==== Items ====

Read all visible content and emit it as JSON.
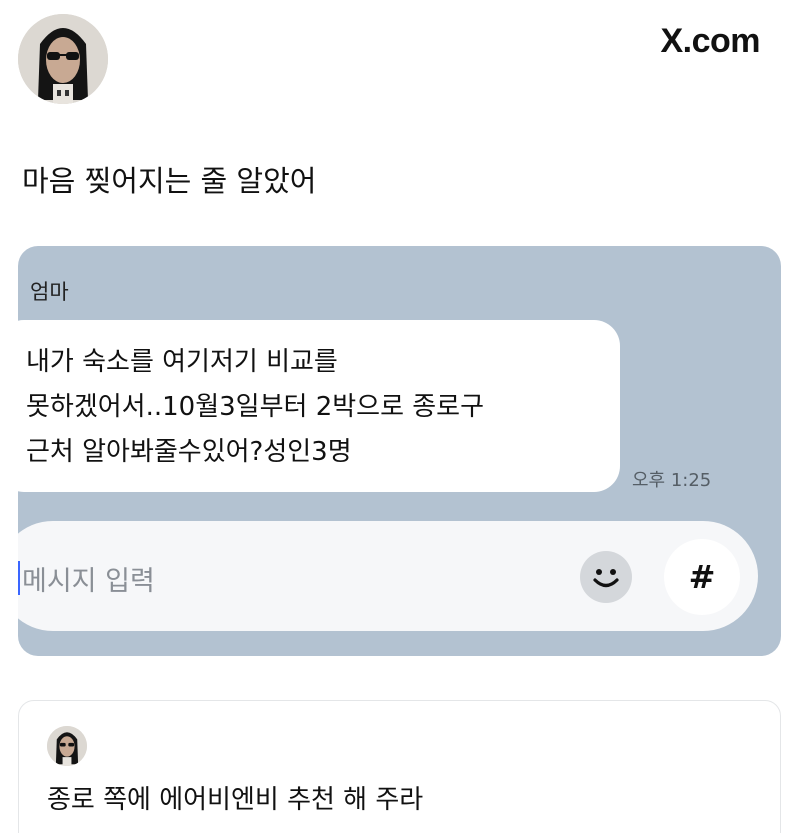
{
  "header": {
    "brand": "X.com",
    "avatar_icon": "profile-avatar"
  },
  "post": {
    "text": "마음 찢어지는 줄 알았어"
  },
  "chat": {
    "background": "#b3c2d1",
    "sender": "엄마",
    "message_lines": [
      "내가 숙소를 여기저기 비교를",
      "못하겠어서..10월3일부터 2박으로 종로구",
      "근처 알아봐줄수있어?성인3명"
    ],
    "time": "오후 1:25",
    "input_placeholder": "메시지 입력",
    "emoji_icon": "smile-icon",
    "hash_label": "#"
  },
  "reply": {
    "text": "종로 쪽에 에어비엔비 추천 해 주라"
  }
}
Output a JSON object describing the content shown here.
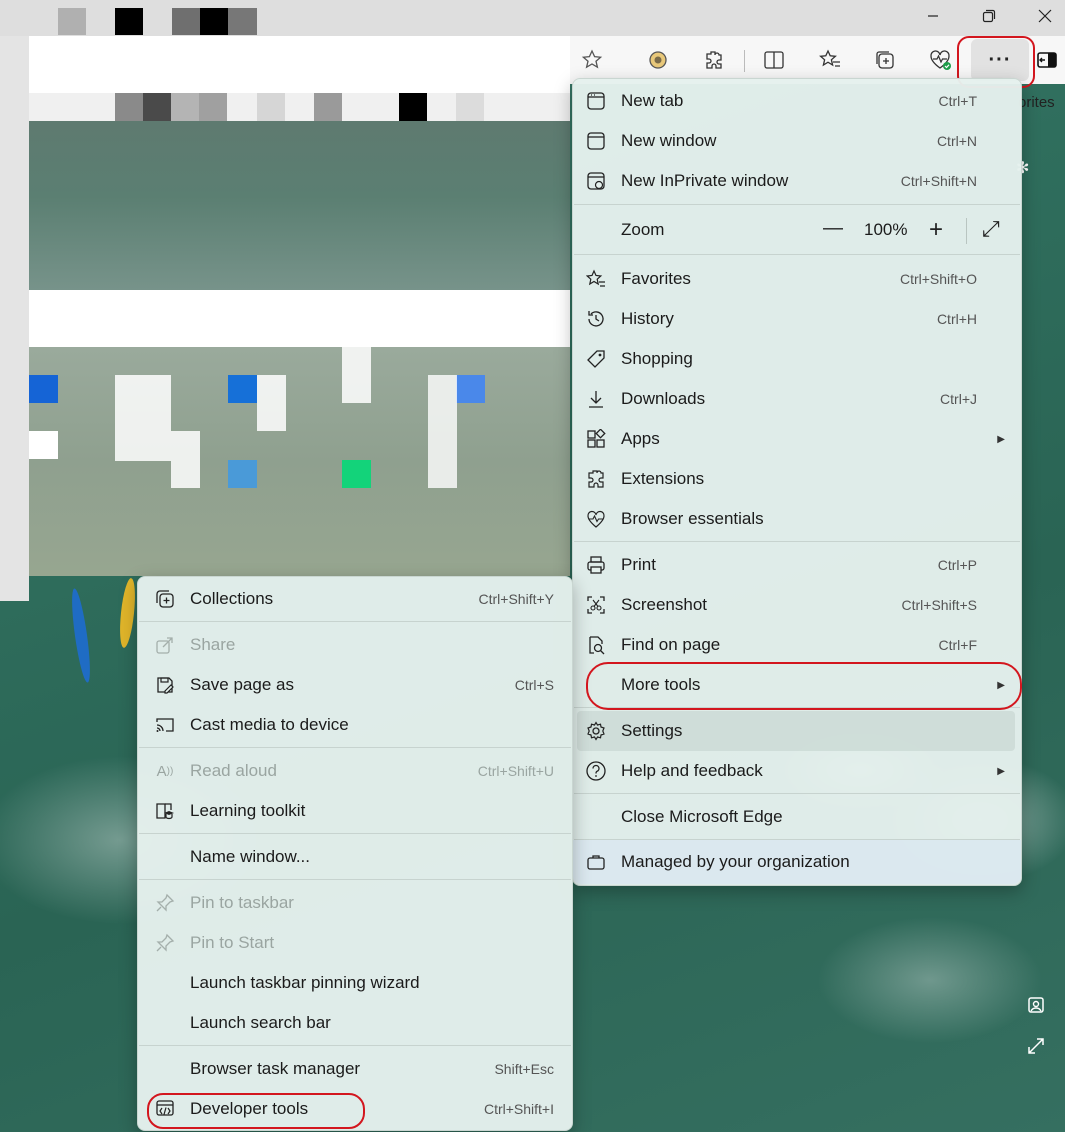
{
  "window": {
    "minimize_icon": "minimize-icon",
    "restore_icon": "restore-icon",
    "close_icon": "close-icon"
  },
  "toolbar": {
    "more_label": "···",
    "partial_text": "orites"
  },
  "main_menu": {
    "items": [
      {
        "label": "New tab",
        "shortcut": "Ctrl+T",
        "icon": "new-tab-icon"
      },
      {
        "label": "New window",
        "shortcut": "Ctrl+N",
        "icon": "new-window-icon"
      },
      {
        "label": "New InPrivate window",
        "shortcut": "Ctrl+Shift+N",
        "icon": "inprivate-icon"
      },
      {
        "label": "Zoom",
        "value": "100%",
        "minus": "—",
        "plus": "+",
        "expand": "⤢"
      },
      {
        "label": "Favorites",
        "shortcut": "Ctrl+Shift+O",
        "icon": "favorites-icon"
      },
      {
        "label": "History",
        "shortcut": "Ctrl+H",
        "icon": "history-icon"
      },
      {
        "label": "Shopping",
        "shortcut": "",
        "icon": "shopping-tag-icon"
      },
      {
        "label": "Downloads",
        "shortcut": "Ctrl+J",
        "icon": "download-icon"
      },
      {
        "label": "Apps",
        "shortcut": "",
        "icon": "apps-icon",
        "submenu": true
      },
      {
        "label": "Extensions",
        "shortcut": "",
        "icon": "extensions-icon"
      },
      {
        "label": "Browser essentials",
        "shortcut": "",
        "icon": "heart-pulse-icon"
      },
      {
        "label": "Print",
        "shortcut": "Ctrl+P",
        "icon": "print-icon"
      },
      {
        "label": "Screenshot",
        "shortcut": "Ctrl+Shift+S",
        "icon": "screenshot-icon"
      },
      {
        "label": "Find on page",
        "shortcut": "Ctrl+F",
        "icon": "find-icon"
      },
      {
        "label": "More tools",
        "shortcut": "",
        "icon": "",
        "submenu": true
      },
      {
        "label": "Settings",
        "shortcut": "",
        "icon": "gear-icon"
      },
      {
        "label": "Help and feedback",
        "shortcut": "",
        "icon": "help-icon",
        "submenu": true
      },
      {
        "label": "Close Microsoft Edge",
        "shortcut": "",
        "icon": ""
      },
      {
        "label": "Managed by your organization",
        "shortcut": "",
        "icon": "briefcase-icon"
      }
    ]
  },
  "sub_menu": {
    "items": [
      {
        "label": "Collections",
        "shortcut": "Ctrl+Shift+Y",
        "icon": "collections-icon"
      },
      {
        "label": "Share",
        "shortcut": "",
        "icon": "share-icon",
        "disabled": true
      },
      {
        "label": "Save page as",
        "shortcut": "Ctrl+S",
        "icon": "save-icon"
      },
      {
        "label": "Cast media to device",
        "shortcut": "",
        "icon": "cast-icon"
      },
      {
        "label": "Read aloud",
        "shortcut": "Ctrl+Shift+U",
        "icon": "read-aloud-icon",
        "disabled": true
      },
      {
        "label": "Learning toolkit",
        "shortcut": "",
        "icon": "learning-icon"
      },
      {
        "label": "Name window...",
        "shortcut": "",
        "icon": ""
      },
      {
        "label": "Pin to taskbar",
        "shortcut": "",
        "icon": "pin-icon",
        "disabled": true
      },
      {
        "label": "Pin to Start",
        "shortcut": "",
        "icon": "pin-icon",
        "disabled": true
      },
      {
        "label": "Launch taskbar pinning wizard",
        "shortcut": "",
        "icon": ""
      },
      {
        "label": "Launch search bar",
        "shortcut": "",
        "icon": ""
      },
      {
        "label": "Browser task manager",
        "shortcut": "Shift+Esc",
        "icon": ""
      },
      {
        "label": "Developer tools",
        "shortcut": "Ctrl+Shift+I",
        "icon": "developer-tools-icon"
      }
    ]
  }
}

====

--- Given request ---
Each line in the records above should be reproduced exactly; images are not copied.

--- Right answer ---
Read all visible content and emit it as JSON.
{
  "header": {
    "brand": "X.com",
    "avatar_icon": "profile-avatar"
  },
  "post": {
    "text": "마음 찢어지는 줄 알았어"
  },
  "chat": {
    "background": "#b3c2d1",
    "sender": "엄마",
    "message_lines": [
      "내가 숙소를 여기저기 비교를",
      "못하겠어서..10월3일부터 2박으로 종로구",
      "근처 알아봐줄수있어?성인3명"
    ],
    "time": "오후 1:25",
    "input_placeholder": "메시지 입력",
    "emoji_icon": "smile-icon",
    "hash_label": "#"
  },
  "reply": {
    "text": "종로 쪽에 에어비엔비 추천 해 주라"
  }
}
Output a JSON object describing the content shown here.
{
  "window": {
    "minimize_icon": "minimize-icon",
    "restore_icon": "restore-icon",
    "close_icon": "close-icon"
  },
  "toolbar": {
    "more_label": "···",
    "partial_text": "orites"
  },
  "main_menu": {
    "items": [
      {
        "label": "New tab",
        "shortcut": "Ctrl+T",
        "icon": "new-tab-icon"
      },
      {
        "label": "New window",
        "shortcut": "Ctrl+N",
        "icon": "new-window-icon"
      },
      {
        "label": "New InPrivate window",
        "shortcut": "Ctrl+Shift+N",
        "icon": "inprivate-icon"
      },
      {
        "label": "Zoom",
        "value": "100%",
        "minus": "—",
        "plus": "+",
        "expand": "⤢"
      },
      {
        "label": "Favorites",
        "shortcut": "Ctrl+Shift+O",
        "icon": "favorites-icon"
      },
      {
        "label": "History",
        "shortcut": "Ctrl+H",
        "icon": "history-icon"
      },
      {
        "label": "Shopping",
        "shortcut": "",
        "icon": "shopping-tag-icon"
      },
      {
        "label": "Downloads",
        "shortcut": "Ctrl+J",
        "icon": "download-icon"
      },
      {
        "label": "Apps",
        "shortcut": "",
        "icon": "apps-icon",
        "submenu": true
      },
      {
        "label": "Extensions",
        "shortcut": "",
        "icon": "extensions-icon"
      },
      {
        "label": "Browser essentials",
        "shortcut": "",
        "icon": "heart-pulse-icon"
      },
      {
        "label": "Print",
        "shortcut": "Ctrl+P",
        "icon": "print-icon"
      },
      {
        "label": "Screenshot",
        "shortcut": "Ctrl+Shift+S",
        "icon": "screenshot-icon"
      },
      {
        "label": "Find on page",
        "shortcut": "Ctrl+F",
        "icon": "find-icon"
      },
      {
        "label": "More tools",
        "shortcut": "",
        "icon": "",
        "submenu": true
      },
      {
        "label": "Settings",
        "shortcut": "",
        "icon": "gear-icon"
      },
      {
        "label": "Help and feedback",
        "shortcut": "",
        "icon": "help-icon",
        "submenu": true
      },
      {
        "label": "Close Microsoft Edge",
        "shortcut": "",
        "icon": ""
      },
      {
        "label": "Managed by your organization",
        "shortcut": "",
        "icon": "briefcase-icon"
      }
    ]
  },
  "sub_menu": {
    "items": [
      {
        "label": "Collections",
        "shortcut": "Ctrl+Shift+Y",
        "icon": "collections-icon"
      },
      {
        "label": "Share",
        "shortcut": "",
        "icon": "share-icon",
        "disabled": true
      },
      {
        "label": "Save page as",
        "shortcut": "Ctrl+S",
        "icon": "save-icon"
      },
      {
        "label": "Cast media to device",
        "shortcut": "",
        "icon": "cast-icon"
      },
      {
        "label": "Read aloud",
        "shortcut": "Ctrl+Shift+U",
        "icon": "read-aloud-icon",
        "disabled": true
      },
      {
        "label": "Learning toolkit",
        "shortcut": "",
        "icon": "learning-icon"
      },
      {
        "label": "Name window...",
        "shortcut": "",
        "icon": ""
      },
      {
        "label": "Pin to taskbar",
        "shortcut": "",
        "icon": "pin-icon",
        "disabled": true
      },
      {
        "label": "Pin to Start",
        "shortcut": "",
        "icon": "pin-icon",
        "disabled": true
      },
      {
        "label": "Launch taskbar pinning wizard",
        "shortcut": "",
        "icon": ""
      },
      {
        "label": "Launch search bar",
        "shortcut": "",
        "icon": ""
      },
      {
        "label": "Browser task manager",
        "shortcut": "Shift+Esc",
        "icon": ""
      },
      {
        "label": "Developer tools",
        "shortcut": "Ctrl+Shift+I",
        "icon": "developer-tools-icon"
      }
    ]
  }
}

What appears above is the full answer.